==== DATA IN THIS EXERCISE ====

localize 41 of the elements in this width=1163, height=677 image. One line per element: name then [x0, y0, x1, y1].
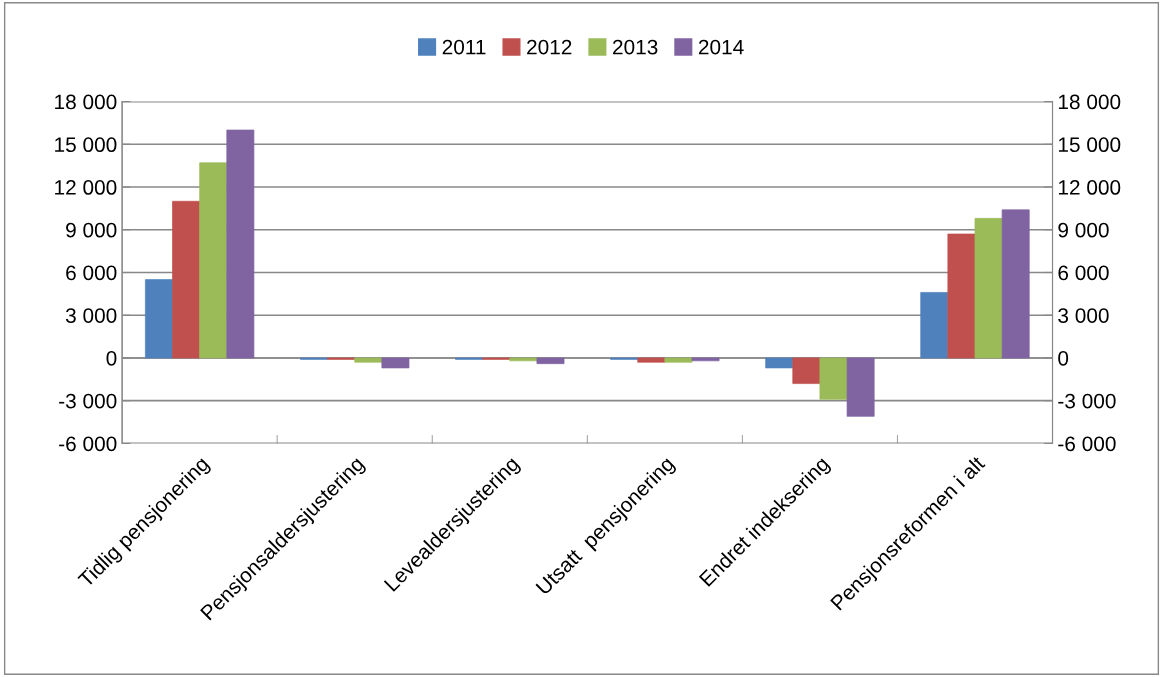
- bar: [145, 279, 173, 359]
- y2-tick-label: 15 000: [1058, 137, 1121, 153]
- legend-label: 2011: [442, 39, 486, 55]
- bar: [664, 357, 693, 363]
- y-tick-label: -6 000: [59, 436, 117, 452]
- bar: [819, 357, 848, 400]
- y-tick-label: 6 000: [66, 265, 117, 281]
- bar: [947, 233, 976, 359]
- y-tick-label: 9 000: [66, 222, 117, 238]
- bar: [792, 357, 821, 384]
- bar: [536, 357, 565, 365]
- y2-tick-label: 3 000: [1058, 308, 1109, 323]
- y2-tick-label: -6 000: [1058, 436, 1116, 452]
- bar: [691, 357, 720, 362]
- bar: [354, 357, 383, 363]
- y-tick-label: 12 000: [55, 180, 117, 195]
- y-tick-label: 18 000: [55, 94, 117, 110]
- y-tick-label: 0: [106, 350, 117, 366]
- y2-tick-label: 12 000: [1058, 180, 1121, 195]
- y2-tick-label: 6 000: [1058, 265, 1109, 281]
- y2-tick-label: -3 000: [1058, 393, 1116, 409]
- y2-tick-label: 9 000: [1058, 222, 1109, 238]
- legend-label: 2012: [527, 39, 572, 55]
- y2-tick-label: 18 000: [1058, 94, 1121, 110]
- bar: [765, 357, 794, 369]
- bar: [846, 357, 875, 417]
- legend-label: 2014: [698, 39, 744, 55]
- bar: [637, 357, 666, 363]
- y-tick-label: 3 000: [65, 308, 117, 323]
- bar: [199, 162, 228, 359]
- bar: [226, 129, 255, 359]
- bar: [172, 200, 200, 359]
- y2-tick-label: 0: [1058, 350, 1069, 366]
- bar: [1001, 209, 1030, 359]
- bar: [974, 218, 1003, 359]
- legend-label: 2013: [613, 39, 658, 55]
- y-tick-label: -3 000: [59, 393, 117, 409]
- y-tick-label: 15 000: [55, 137, 117, 153]
- bar: [509, 357, 538, 362]
- bar: [920, 292, 949, 359]
- bar: [381, 357, 410, 369]
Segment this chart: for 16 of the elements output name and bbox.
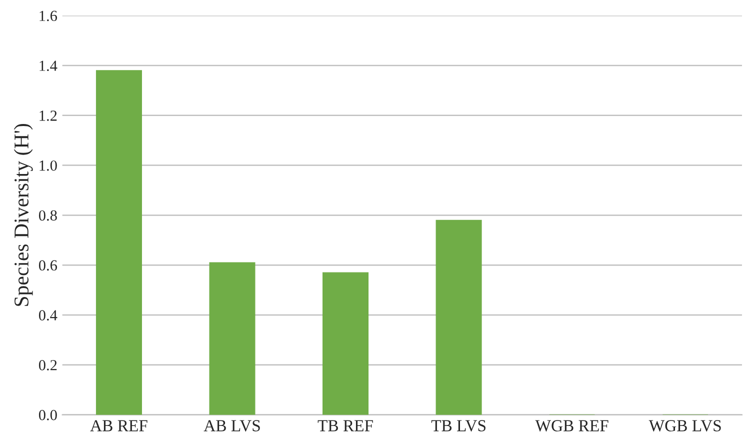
y-tick-label: 0.2 [38, 360, 57, 370]
x-tick-label: AB LVS [204, 420, 260, 432]
y-tick-label: 0.8 [38, 210, 57, 221]
x-tick-label: TB REF [318, 420, 373, 432]
x-tick-label: WGB LVS [648, 420, 721, 432]
y-tick-label: 0.6 [38, 260, 58, 271]
y-tick-label: 1.6 [40, 10, 58, 22]
x-tick-label: WGB REF [535, 420, 608, 432]
y-tick-label: 0.0 [38, 410, 57, 420]
y-tick-label: 0.4 [38, 310, 58, 321]
x-tick-label: TB LVS [431, 420, 486, 432]
y-axis-title: Species Diversity (H') [14, 124, 33, 306]
y-tick-label: 1.0 [40, 160, 57, 171]
y-tick-label: 1.4 [40, 60, 58, 72]
y-tick-label: 1.2 [40, 110, 57, 121]
x-tick-label: AB REF [90, 420, 148, 432]
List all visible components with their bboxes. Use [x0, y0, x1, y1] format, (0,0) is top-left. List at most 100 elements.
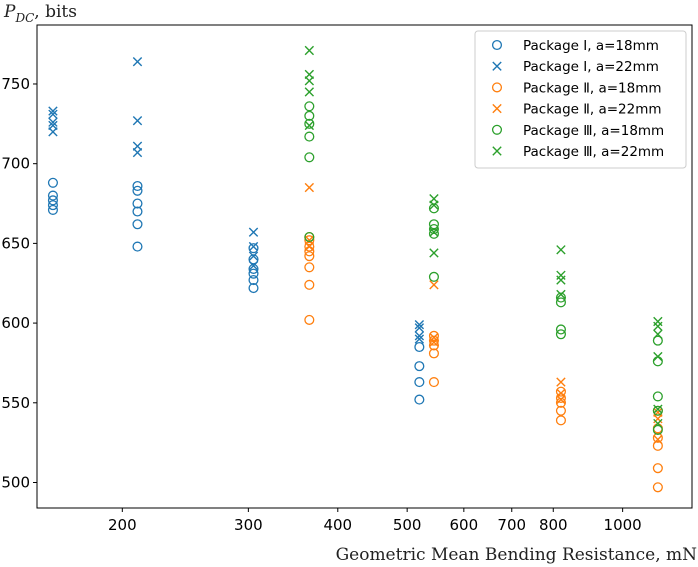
point-s5-12	[555, 292, 566, 303]
y-tick-label-750: 750	[1, 75, 30, 93]
legend-box	[474, 30, 687, 169]
point-s3-22	[652, 440, 663, 451]
point-s6-10	[556, 245, 566, 255]
point-s5-1	[304, 101, 315, 112]
series-3	[304, 231, 663, 493]
y-axis-title-sub: DC	[14, 11, 34, 25]
x-tick-label-600: 600	[450, 516, 479, 534]
point-s2-10	[248, 227, 259, 237]
plot-area	[36, 24, 693, 509]
legend-marker-6	[492, 146, 502, 156]
point-s3-5	[304, 251, 315, 262]
point-s1-10	[132, 219, 143, 230]
point-s5-20	[652, 424, 663, 435]
point-s2-11	[248, 241, 259, 252]
point-s3-2	[304, 235, 315, 246]
point-s5-8	[428, 219, 439, 230]
point-s1-6	[132, 180, 143, 192]
point-s5-16	[652, 335, 663, 346]
point-s5-3	[304, 118, 315, 129]
point-s6-18	[653, 404, 663, 414]
point-s2-5	[48, 127, 58, 137]
point-s3-18	[555, 415, 566, 426]
y-axis-title-suffix: , bits	[34, 2, 77, 22]
point-s3-7	[304, 279, 315, 290]
point-s3-13	[428, 377, 439, 388]
point-s3-24	[652, 482, 663, 493]
point-s6-3	[304, 76, 315, 86]
x-tick-label-500: 500	[393, 516, 422, 534]
point-s2-1	[48, 106, 58, 116]
point-s1-12	[248, 243, 259, 254]
point-s2-16	[414, 331, 425, 341]
point-s5-5	[304, 152, 315, 163]
point-s1-16	[248, 274, 259, 286]
point-s2-2	[48, 109, 58, 119]
point-s4-4	[429, 280, 439, 290]
point-s3-12	[428, 348, 439, 359]
point-s1-20	[414, 377, 425, 388]
legend-marker-3	[491, 82, 503, 93]
point-s4-6	[429, 337, 439, 347]
point-s5-14	[555, 324, 566, 335]
legend-label-3: Package Ⅱ, a=18mm	[523, 80, 662, 96]
y-tick-label-550: 550	[1, 394, 30, 412]
point-s4-9	[556, 394, 566, 405]
x-tick-label-700: 700	[497, 516, 526, 534]
series-4	[304, 182, 663, 445]
point-s6-7	[429, 200, 439, 210]
legend: Package I, a=18mm Package I, a=22mm Packag…	[474, 30, 687, 169]
point-s2-3	[48, 117, 58, 127]
point-s1-3	[47, 195, 58, 206]
x-tick-label-800: 800	[539, 516, 568, 534]
point-s4-12	[653, 434, 663, 445]
point-s3-17	[555, 405, 566, 416]
point-s5-13	[555, 297, 566, 308]
legend-marker-4	[492, 103, 502, 114]
legend-label-4: Package Ⅱ, a=22mm	[523, 102, 662, 118]
point-s2-6	[132, 56, 143, 67]
point-s6-19	[653, 418, 663, 429]
point-s3-6	[304, 262, 315, 273]
point-s1-15	[248, 268, 259, 279]
legend-marker-1	[491, 39, 503, 51]
point-s6-11	[556, 270, 566, 280]
y-axis-title: PDC, bits	[3, 2, 77, 25]
point-s3-11	[428, 340, 439, 351]
point-s1-9	[132, 206, 143, 217]
point-s5-4	[304, 131, 315, 142]
series-2	[48, 56, 425, 344]
point-s3-8	[304, 314, 315, 325]
point-s5-2	[304, 110, 315, 121]
point-s2-12	[248, 251, 259, 261]
point-s1-19	[414, 361, 425, 372]
point-s2-13	[248, 261, 259, 271]
y-axis-title-main: P	[3, 2, 16, 22]
x-tick-label-1000: 1000	[604, 516, 642, 534]
y-tick-label-700: 700	[1, 155, 30, 173]
point-s1-4	[47, 200, 58, 211]
plot-border	[36, 24, 693, 509]
point-s2-17	[414, 334, 425, 344]
point-s6-13	[556, 289, 566, 300]
point-s6-8	[429, 227, 439, 237]
point-s3-14	[555, 386, 566, 397]
point-s6-17	[653, 351, 663, 362]
point-s2-9	[132, 147, 143, 158]
point-s6-4	[304, 87, 315, 97]
point-s6-5	[304, 120, 315, 131]
point-s5-9	[428, 223, 439, 235]
x-tick-label-200: 200	[108, 516, 137, 534]
legend-marker-5	[491, 124, 503, 135]
y-tick-label-600: 600	[1, 314, 30, 332]
point-s6-14	[653, 316, 663, 327]
point-s1-21	[414, 394, 425, 405]
x-axis: 200 300 400 500 600 700 800 1000	[108, 508, 642, 534]
series-5	[304, 101, 663, 435]
point-s5-10	[428, 228, 439, 239]
point-s6-12	[556, 275, 566, 285]
point-s6-9	[429, 248, 439, 258]
point-s5-19	[652, 405, 663, 416]
y-tick-label-500: 500	[1, 473, 30, 491]
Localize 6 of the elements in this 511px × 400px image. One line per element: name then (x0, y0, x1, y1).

====

### WRITTEN EXERCISE
Put the lines of the records from the line containing "292, 566, 303]" through the line containing "11, 34, 25]" into a JSON list of strings, one string per line, with blank lines left out.

### OUTPUT FOR THIS TASK
[
  "point-s5-12\t[555, 292, 566, 303]",
  "y-tick-label-750: 750\t[1, 75, 30, 93]",
  "legend-box\t[474, 30, 687, 169]",
  "point-s3-22\t[652, 440, 663, 451]",
  "point-s6-10\t[556, 245, 566, 255]",
  "point-s5-1\t[304, 101, 315, 112]",
  "series-3\t[304, 231, 663, 493]",
  "y-axis-title-sub: DC\t[14, 11, 34, 25]"
]